:: Goal ::
Go through the data below and copy it exactly, skipping every picture.

--- begin ---

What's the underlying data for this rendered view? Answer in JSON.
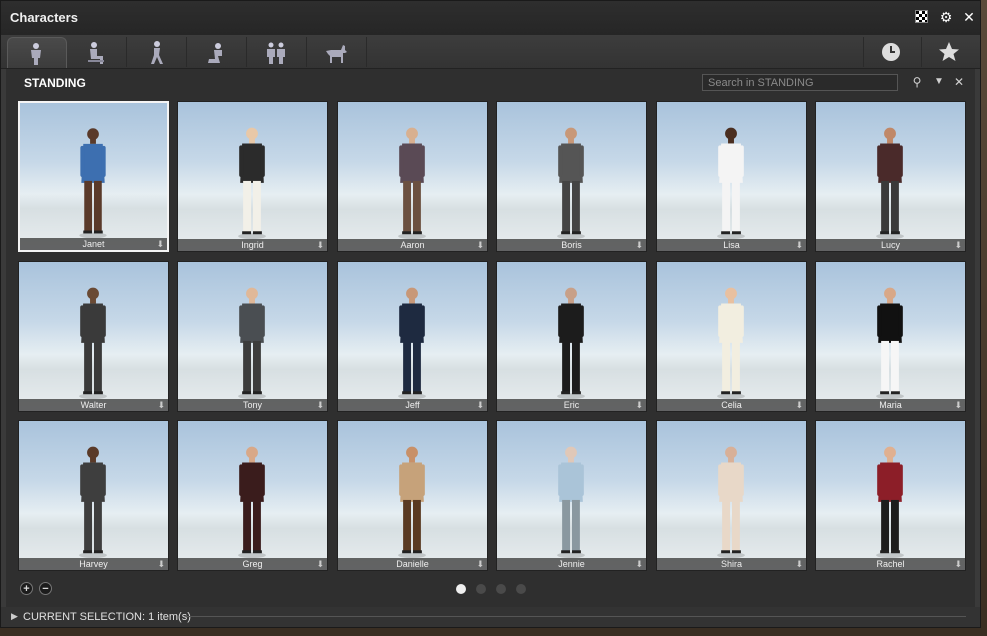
{
  "window": {
    "title": "Characters"
  },
  "tabs": [
    {
      "name": "tab-standing",
      "icon": "standing-person-icon",
      "active": true
    },
    {
      "name": "tab-sitting",
      "icon": "sitting-person-icon",
      "active": false
    },
    {
      "name": "tab-walking",
      "icon": "walking-person-icon",
      "active": false
    },
    {
      "name": "tab-kneeling",
      "icon": "kneeling-person-icon",
      "active": false
    },
    {
      "name": "tab-groups",
      "icon": "group-people-icon",
      "active": false
    },
    {
      "name": "tab-animals",
      "icon": "dog-icon",
      "active": false
    }
  ],
  "right_tabs": [
    {
      "name": "tab-recent",
      "icon": "clock-icon"
    },
    {
      "name": "tab-favorites",
      "icon": "star-icon"
    }
  ],
  "section": {
    "title": "STANDING",
    "search_placeholder": "Search in STANDING"
  },
  "characters": [
    {
      "name": "Janet",
      "selected": true
    },
    {
      "name": "Ingrid"
    },
    {
      "name": "Aaron"
    },
    {
      "name": "Boris"
    },
    {
      "name": "Lisa"
    },
    {
      "name": "Lucy"
    },
    {
      "name": "Walter"
    },
    {
      "name": "Tony"
    },
    {
      "name": "Jeff"
    },
    {
      "name": "Eric"
    },
    {
      "name": "Celia"
    },
    {
      "name": "Maria"
    },
    {
      "name": "Harvey"
    },
    {
      "name": "Greg"
    },
    {
      "name": "Danielle"
    },
    {
      "name": "Jennie"
    },
    {
      "name": "Shira"
    },
    {
      "name": "Rachel"
    }
  ],
  "pager": {
    "pages": 4,
    "current": 1
  },
  "status": {
    "text": "CURRENT SELECTION: 1 item(s)"
  },
  "colors": {
    "panel": "#3a3a3a",
    "accent": "#f0f0f0"
  }
}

--- end ---

:: Result of the task ::
What's the underlying data for this rendered view? Answer in JSON.
{
  "window": {
    "title": "Characters"
  },
  "tabs": [
    {
      "name": "tab-standing",
      "icon": "standing-person-icon",
      "active": true
    },
    {
      "name": "tab-sitting",
      "icon": "sitting-person-icon",
      "active": false
    },
    {
      "name": "tab-walking",
      "icon": "walking-person-icon",
      "active": false
    },
    {
      "name": "tab-kneeling",
      "icon": "kneeling-person-icon",
      "active": false
    },
    {
      "name": "tab-groups",
      "icon": "group-people-icon",
      "active": false
    },
    {
      "name": "tab-animals",
      "icon": "dog-icon",
      "active": false
    }
  ],
  "right_tabs": [
    {
      "name": "tab-recent",
      "icon": "clock-icon"
    },
    {
      "name": "tab-favorites",
      "icon": "star-icon"
    }
  ],
  "section": {
    "title": "STANDING",
    "search_placeholder": "Search in STANDING"
  },
  "characters": [
    {
      "name": "Janet",
      "selected": true
    },
    {
      "name": "Ingrid"
    },
    {
      "name": "Aaron"
    },
    {
      "name": "Boris"
    },
    {
      "name": "Lisa"
    },
    {
      "name": "Lucy"
    },
    {
      "name": "Walter"
    },
    {
      "name": "Tony"
    },
    {
      "name": "Jeff"
    },
    {
      "name": "Eric"
    },
    {
      "name": "Celia"
    },
    {
      "name": "Maria"
    },
    {
      "name": "Harvey"
    },
    {
      "name": "Greg"
    },
    {
      "name": "Danielle"
    },
    {
      "name": "Jennie"
    },
    {
      "name": "Shira"
    },
    {
      "name": "Rachel"
    }
  ],
  "pager": {
    "pages": 4,
    "current": 1
  },
  "status": {
    "text": "CURRENT SELECTION: 1 item(s)"
  },
  "colors": {
    "panel": "#3a3a3a",
    "accent": "#f0f0f0"
  }
}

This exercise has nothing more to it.